Records about charts and figures:
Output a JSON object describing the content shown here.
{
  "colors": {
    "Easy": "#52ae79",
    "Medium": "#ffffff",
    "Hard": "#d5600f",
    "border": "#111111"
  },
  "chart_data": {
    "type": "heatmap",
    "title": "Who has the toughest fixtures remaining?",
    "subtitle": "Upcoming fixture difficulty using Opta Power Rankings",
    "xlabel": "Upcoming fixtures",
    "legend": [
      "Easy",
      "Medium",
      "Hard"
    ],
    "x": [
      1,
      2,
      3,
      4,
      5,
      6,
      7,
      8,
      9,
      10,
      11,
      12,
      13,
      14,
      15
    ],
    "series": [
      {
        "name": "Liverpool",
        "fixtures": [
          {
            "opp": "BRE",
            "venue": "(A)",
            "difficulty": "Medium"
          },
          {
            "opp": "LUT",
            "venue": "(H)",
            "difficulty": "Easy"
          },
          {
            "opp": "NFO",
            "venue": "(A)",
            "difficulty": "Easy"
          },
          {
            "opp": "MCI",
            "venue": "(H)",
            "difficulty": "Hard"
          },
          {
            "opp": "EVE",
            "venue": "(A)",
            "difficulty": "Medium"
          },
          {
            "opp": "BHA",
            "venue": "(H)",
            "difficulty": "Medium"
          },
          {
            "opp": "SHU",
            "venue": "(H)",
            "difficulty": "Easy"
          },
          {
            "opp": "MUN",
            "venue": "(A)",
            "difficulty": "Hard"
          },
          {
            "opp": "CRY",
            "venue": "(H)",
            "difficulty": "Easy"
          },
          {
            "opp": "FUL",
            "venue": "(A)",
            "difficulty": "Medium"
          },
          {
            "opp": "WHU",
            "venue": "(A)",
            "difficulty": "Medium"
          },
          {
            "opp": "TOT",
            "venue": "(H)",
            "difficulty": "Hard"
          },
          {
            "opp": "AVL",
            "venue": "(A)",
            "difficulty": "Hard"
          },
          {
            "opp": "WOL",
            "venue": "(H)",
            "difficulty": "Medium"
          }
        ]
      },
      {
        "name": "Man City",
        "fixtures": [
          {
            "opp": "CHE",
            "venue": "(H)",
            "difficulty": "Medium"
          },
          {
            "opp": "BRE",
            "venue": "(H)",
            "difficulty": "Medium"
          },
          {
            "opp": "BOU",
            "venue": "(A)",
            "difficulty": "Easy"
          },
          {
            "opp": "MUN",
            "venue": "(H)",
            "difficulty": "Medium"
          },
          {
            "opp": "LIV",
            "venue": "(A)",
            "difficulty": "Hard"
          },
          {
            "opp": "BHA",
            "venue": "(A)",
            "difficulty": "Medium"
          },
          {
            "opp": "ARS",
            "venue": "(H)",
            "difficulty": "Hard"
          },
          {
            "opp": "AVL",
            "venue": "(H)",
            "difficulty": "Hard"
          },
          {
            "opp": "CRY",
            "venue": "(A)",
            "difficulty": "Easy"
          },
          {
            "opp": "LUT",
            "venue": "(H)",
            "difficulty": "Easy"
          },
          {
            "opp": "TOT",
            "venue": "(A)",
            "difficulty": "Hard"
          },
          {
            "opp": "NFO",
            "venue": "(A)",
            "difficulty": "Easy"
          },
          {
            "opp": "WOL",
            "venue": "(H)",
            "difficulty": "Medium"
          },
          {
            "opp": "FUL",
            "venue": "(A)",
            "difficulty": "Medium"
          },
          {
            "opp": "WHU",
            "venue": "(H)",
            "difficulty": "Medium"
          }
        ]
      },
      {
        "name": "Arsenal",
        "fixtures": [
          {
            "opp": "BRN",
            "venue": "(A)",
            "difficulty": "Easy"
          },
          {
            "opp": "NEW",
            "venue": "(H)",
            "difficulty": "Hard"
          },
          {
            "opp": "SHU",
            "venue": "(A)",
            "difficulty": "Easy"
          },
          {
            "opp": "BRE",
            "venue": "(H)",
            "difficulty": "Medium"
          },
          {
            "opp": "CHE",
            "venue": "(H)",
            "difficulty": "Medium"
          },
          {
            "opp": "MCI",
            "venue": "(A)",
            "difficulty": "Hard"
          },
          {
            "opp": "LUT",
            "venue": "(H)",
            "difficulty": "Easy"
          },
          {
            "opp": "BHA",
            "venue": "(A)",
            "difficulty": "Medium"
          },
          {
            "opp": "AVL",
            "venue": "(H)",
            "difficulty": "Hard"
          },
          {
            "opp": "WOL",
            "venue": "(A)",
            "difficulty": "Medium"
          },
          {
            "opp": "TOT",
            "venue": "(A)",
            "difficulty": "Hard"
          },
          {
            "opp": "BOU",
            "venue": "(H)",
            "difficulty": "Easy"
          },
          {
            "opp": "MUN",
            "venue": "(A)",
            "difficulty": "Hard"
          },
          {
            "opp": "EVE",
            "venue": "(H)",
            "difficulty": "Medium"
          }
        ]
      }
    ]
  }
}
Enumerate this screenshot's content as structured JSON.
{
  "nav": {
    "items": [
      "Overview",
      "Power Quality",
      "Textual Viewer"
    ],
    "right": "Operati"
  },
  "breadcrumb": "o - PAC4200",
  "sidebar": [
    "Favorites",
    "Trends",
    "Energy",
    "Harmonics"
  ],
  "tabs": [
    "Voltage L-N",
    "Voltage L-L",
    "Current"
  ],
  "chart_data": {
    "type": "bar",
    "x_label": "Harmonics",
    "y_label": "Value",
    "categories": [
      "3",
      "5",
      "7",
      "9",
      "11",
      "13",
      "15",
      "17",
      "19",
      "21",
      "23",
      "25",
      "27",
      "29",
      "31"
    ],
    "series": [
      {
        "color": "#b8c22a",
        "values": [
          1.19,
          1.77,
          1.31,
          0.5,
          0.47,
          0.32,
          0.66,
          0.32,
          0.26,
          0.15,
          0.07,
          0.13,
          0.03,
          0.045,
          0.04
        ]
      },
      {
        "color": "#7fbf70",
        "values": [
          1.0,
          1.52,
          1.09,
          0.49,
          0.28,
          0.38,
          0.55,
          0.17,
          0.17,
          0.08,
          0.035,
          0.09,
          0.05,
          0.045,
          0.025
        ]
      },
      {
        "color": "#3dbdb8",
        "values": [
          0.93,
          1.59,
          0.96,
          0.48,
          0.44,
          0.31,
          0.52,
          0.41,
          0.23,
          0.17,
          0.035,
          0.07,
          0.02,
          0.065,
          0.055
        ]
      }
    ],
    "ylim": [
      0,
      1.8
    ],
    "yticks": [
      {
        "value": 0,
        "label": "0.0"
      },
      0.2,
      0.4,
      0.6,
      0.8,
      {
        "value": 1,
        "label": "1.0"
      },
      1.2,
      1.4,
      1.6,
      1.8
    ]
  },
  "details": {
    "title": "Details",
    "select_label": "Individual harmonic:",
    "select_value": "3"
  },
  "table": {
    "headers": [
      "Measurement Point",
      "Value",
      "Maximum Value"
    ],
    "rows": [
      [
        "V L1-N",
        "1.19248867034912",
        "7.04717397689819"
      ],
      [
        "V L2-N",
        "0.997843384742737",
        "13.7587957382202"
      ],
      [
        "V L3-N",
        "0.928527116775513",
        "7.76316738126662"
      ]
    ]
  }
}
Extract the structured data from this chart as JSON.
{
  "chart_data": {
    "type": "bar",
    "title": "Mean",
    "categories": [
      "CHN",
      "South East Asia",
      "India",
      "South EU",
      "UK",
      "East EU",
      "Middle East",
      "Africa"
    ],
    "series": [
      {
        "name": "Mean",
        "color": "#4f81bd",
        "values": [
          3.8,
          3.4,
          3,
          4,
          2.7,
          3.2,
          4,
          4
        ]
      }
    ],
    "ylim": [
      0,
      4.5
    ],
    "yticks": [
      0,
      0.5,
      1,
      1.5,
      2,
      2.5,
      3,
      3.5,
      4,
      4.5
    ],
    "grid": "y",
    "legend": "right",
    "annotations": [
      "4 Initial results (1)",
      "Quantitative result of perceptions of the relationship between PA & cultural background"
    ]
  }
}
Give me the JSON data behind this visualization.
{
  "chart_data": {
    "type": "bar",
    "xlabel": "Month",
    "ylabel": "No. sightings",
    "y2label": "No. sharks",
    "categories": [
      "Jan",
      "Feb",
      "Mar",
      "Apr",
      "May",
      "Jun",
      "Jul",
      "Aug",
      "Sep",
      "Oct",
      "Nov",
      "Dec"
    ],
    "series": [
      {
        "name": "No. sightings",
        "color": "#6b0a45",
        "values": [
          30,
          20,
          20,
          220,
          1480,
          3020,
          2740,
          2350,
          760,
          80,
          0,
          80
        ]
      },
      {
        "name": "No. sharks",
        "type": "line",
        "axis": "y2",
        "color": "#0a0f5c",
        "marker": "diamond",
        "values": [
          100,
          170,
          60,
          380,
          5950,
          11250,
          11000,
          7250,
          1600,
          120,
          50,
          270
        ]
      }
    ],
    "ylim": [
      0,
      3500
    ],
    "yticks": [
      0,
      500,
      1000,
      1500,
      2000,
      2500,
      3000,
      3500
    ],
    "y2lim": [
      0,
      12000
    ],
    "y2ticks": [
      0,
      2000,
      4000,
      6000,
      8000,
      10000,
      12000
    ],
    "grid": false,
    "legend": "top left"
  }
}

▸ **WRITTEN REQUEST**
Exactly how many lines in the data above contain the word "Upcoming"? Respond with the number and nothing more.

▸ **RESULT BELOW**
2